Task
Go through the listing beneath this task and return every line that carries the string "thương".

Data excerpts
══════════
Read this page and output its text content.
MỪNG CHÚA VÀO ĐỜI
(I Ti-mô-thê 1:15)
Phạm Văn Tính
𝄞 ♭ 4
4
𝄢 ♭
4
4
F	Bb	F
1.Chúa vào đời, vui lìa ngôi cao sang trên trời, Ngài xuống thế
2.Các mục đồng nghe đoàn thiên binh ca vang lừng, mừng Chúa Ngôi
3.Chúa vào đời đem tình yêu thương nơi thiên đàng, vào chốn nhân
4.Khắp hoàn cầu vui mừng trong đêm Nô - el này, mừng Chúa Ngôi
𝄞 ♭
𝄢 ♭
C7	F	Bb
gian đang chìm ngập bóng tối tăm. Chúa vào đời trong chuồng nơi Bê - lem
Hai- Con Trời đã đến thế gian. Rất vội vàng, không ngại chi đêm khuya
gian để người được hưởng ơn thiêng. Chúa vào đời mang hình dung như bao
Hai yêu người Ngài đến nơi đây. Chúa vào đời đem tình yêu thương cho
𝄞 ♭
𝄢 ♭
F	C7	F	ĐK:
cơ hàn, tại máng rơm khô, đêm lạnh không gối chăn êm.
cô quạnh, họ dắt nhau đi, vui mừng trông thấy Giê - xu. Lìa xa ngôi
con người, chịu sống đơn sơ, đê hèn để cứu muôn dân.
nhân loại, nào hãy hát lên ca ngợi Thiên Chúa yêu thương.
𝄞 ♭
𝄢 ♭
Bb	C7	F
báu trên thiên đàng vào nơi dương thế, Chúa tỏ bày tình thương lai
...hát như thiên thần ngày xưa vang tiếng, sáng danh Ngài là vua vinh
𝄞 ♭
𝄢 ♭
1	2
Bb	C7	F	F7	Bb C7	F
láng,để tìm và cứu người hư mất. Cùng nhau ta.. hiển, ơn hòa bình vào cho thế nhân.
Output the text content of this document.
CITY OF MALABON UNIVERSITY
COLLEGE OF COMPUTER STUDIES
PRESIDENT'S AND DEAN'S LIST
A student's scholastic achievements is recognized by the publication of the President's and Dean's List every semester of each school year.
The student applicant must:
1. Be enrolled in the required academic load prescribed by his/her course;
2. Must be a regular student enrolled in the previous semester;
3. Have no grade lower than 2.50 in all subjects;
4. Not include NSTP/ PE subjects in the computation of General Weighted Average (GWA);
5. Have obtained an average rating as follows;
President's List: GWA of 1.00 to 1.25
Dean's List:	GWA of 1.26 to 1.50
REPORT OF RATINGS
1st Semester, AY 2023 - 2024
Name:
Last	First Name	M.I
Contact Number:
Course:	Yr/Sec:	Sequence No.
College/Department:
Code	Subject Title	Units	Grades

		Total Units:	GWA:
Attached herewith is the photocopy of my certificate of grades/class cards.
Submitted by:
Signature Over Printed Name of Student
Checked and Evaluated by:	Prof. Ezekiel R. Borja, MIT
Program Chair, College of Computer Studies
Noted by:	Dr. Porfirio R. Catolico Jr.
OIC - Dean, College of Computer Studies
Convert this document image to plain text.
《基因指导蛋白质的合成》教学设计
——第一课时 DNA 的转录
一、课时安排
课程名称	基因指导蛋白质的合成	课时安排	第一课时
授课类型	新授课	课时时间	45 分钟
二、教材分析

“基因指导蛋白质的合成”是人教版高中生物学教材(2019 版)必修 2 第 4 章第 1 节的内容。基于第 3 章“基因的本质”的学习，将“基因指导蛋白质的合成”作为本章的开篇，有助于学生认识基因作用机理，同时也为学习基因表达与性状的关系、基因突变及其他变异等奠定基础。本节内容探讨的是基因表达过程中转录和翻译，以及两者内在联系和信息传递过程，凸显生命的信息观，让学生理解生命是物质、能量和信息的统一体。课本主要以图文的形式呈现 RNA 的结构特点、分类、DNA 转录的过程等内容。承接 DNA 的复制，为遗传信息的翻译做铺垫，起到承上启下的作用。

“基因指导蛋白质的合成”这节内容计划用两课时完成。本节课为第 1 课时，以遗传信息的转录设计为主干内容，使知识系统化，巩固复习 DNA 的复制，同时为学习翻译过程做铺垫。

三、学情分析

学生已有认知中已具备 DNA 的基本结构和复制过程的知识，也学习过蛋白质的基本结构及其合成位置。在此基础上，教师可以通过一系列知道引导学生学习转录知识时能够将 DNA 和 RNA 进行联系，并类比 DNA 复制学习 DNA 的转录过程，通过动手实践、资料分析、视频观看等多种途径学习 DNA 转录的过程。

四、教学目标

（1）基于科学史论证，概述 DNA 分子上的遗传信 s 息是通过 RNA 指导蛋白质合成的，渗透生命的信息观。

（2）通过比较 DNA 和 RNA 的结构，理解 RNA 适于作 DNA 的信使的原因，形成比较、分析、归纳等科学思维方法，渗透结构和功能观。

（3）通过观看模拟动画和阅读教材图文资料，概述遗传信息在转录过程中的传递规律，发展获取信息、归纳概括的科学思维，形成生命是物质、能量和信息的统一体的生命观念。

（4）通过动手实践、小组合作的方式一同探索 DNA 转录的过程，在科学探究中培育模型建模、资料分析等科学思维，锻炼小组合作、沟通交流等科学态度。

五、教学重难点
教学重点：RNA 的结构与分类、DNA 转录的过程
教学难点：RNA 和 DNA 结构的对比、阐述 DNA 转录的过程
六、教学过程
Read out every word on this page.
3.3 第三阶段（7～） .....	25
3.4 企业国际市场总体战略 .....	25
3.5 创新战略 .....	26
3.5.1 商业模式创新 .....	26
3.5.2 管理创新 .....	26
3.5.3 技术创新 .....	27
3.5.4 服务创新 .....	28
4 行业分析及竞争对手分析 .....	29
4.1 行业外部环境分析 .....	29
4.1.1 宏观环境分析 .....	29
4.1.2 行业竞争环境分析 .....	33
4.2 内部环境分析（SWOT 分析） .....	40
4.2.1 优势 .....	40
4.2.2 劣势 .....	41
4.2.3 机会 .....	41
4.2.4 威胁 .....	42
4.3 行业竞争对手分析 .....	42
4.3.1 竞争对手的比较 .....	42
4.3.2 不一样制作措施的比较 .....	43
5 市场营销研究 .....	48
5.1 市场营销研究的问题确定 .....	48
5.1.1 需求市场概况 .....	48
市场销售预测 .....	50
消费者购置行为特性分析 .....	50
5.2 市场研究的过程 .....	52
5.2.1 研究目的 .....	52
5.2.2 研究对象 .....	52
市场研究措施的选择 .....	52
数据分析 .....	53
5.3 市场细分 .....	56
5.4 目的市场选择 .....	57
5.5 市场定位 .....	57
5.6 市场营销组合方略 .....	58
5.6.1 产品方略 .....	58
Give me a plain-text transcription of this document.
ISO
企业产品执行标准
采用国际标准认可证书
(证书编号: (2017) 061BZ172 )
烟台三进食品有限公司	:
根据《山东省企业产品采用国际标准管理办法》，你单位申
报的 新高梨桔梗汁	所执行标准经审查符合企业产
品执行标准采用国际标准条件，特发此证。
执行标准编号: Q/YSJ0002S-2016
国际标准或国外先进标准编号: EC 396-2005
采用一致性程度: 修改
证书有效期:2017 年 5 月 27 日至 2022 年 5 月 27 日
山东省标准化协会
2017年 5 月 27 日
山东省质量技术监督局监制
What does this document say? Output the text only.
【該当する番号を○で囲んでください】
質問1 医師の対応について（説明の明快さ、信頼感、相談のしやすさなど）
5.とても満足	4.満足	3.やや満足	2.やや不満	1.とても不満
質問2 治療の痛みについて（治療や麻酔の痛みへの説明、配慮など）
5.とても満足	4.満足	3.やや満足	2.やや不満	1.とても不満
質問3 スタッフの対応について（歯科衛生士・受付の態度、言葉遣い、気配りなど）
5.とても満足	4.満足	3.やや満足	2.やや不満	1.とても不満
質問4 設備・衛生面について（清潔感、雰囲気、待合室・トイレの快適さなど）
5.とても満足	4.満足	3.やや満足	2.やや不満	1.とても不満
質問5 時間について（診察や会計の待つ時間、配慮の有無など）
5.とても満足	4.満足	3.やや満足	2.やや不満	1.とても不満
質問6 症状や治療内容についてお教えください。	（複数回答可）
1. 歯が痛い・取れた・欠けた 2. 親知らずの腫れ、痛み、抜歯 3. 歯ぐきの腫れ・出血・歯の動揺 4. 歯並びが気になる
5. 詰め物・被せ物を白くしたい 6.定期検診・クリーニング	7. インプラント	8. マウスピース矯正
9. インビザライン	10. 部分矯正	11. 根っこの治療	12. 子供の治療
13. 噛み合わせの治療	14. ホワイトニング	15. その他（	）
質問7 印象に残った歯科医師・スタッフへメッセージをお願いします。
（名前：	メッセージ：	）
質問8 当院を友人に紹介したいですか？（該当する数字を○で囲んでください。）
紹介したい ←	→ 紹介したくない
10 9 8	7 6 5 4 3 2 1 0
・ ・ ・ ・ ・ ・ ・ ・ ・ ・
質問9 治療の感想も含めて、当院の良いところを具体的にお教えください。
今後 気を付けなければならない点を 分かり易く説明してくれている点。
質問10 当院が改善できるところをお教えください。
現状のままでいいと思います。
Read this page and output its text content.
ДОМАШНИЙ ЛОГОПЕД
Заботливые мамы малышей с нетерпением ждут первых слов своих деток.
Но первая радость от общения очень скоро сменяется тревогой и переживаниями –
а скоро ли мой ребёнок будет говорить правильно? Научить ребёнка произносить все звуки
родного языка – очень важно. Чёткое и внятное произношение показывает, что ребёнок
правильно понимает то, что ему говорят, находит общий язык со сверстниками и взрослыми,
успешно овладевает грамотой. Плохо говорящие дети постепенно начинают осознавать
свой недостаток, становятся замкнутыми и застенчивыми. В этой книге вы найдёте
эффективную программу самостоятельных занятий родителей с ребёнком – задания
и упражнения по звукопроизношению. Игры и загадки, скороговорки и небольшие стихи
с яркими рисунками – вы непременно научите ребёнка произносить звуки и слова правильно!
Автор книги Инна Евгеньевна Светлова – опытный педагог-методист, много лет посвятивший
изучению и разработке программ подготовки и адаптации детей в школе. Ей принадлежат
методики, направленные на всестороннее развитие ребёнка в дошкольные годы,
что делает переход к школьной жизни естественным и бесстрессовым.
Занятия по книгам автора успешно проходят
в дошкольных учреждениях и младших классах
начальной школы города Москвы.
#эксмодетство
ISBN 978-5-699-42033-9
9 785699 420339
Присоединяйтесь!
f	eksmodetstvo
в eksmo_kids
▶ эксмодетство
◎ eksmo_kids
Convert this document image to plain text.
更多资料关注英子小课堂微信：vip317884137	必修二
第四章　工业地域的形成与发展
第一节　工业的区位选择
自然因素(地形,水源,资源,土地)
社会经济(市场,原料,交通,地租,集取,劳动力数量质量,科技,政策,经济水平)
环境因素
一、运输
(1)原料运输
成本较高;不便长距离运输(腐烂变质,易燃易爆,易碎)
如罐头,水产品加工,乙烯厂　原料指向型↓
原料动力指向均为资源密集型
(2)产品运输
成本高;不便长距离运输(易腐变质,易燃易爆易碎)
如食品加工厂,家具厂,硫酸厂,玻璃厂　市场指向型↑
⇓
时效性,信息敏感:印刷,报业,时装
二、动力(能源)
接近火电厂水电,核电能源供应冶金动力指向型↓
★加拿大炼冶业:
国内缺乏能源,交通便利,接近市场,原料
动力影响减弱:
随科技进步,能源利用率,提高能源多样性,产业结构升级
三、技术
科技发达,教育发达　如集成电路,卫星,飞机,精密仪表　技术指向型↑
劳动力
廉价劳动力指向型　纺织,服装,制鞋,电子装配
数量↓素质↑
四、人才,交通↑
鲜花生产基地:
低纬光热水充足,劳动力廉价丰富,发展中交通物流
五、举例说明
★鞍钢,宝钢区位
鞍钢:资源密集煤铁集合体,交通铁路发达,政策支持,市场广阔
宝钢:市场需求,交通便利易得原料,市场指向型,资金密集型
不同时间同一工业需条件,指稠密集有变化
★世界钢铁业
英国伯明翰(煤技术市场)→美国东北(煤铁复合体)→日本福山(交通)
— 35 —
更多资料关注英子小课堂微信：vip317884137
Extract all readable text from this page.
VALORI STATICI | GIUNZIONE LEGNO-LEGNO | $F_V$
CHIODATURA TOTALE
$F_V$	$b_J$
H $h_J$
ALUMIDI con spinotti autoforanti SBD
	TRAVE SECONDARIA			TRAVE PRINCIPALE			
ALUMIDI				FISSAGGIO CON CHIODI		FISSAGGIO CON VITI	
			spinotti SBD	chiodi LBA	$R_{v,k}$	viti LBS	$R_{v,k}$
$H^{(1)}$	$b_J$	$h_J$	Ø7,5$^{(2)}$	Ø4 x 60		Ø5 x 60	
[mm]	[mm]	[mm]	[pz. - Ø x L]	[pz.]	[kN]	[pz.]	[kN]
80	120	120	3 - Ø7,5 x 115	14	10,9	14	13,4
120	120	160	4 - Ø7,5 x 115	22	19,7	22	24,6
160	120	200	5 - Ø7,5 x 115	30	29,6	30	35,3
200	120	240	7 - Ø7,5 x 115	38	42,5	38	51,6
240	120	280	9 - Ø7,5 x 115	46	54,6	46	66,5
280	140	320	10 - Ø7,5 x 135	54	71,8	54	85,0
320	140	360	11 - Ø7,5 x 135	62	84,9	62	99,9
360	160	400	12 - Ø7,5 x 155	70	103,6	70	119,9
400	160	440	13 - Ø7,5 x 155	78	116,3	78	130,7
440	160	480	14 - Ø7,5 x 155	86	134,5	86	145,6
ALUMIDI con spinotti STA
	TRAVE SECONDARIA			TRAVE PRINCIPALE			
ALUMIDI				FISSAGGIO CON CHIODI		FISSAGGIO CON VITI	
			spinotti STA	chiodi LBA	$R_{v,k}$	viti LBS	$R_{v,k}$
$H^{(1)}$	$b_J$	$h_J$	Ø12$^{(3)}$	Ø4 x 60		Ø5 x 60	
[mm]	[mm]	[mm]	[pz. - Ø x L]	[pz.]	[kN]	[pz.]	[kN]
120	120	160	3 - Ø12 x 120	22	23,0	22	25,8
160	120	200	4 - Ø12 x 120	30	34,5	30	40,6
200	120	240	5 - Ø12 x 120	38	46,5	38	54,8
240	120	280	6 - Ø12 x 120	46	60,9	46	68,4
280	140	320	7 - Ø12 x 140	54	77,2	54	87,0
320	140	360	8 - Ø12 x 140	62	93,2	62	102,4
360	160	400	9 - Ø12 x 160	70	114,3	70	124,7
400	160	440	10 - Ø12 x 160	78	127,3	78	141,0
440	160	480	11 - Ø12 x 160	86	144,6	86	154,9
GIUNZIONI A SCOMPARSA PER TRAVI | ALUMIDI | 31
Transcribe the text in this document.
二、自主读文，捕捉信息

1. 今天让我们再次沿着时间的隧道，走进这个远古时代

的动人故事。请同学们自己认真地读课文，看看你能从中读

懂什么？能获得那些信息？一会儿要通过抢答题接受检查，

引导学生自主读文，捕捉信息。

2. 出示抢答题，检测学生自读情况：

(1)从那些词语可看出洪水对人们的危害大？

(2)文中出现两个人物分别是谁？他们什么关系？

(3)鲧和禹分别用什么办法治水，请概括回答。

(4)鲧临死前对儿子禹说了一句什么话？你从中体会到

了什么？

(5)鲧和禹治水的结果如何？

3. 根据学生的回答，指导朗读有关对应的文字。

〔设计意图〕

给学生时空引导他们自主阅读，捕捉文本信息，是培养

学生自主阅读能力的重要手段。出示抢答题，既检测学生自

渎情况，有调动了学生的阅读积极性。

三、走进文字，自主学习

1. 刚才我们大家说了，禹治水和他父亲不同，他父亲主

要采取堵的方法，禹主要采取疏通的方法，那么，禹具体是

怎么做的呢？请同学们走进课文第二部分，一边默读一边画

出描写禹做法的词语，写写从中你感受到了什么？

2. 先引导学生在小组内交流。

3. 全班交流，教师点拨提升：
══════════
Completed task
3.Chúa vào đời đem tình yêu thương nơi thiên đàng, vào chốn nhân
Hai yêu người Ngài đến nơi đây. Chúa vào đời đem tình yêu thương cho
nhân loại, nào hãy hát lên ca ngợi Thiên Chúa yêu thương.
báu trên thiên đàng vào nơi dương thế, Chúa tỏ bày tình thương lai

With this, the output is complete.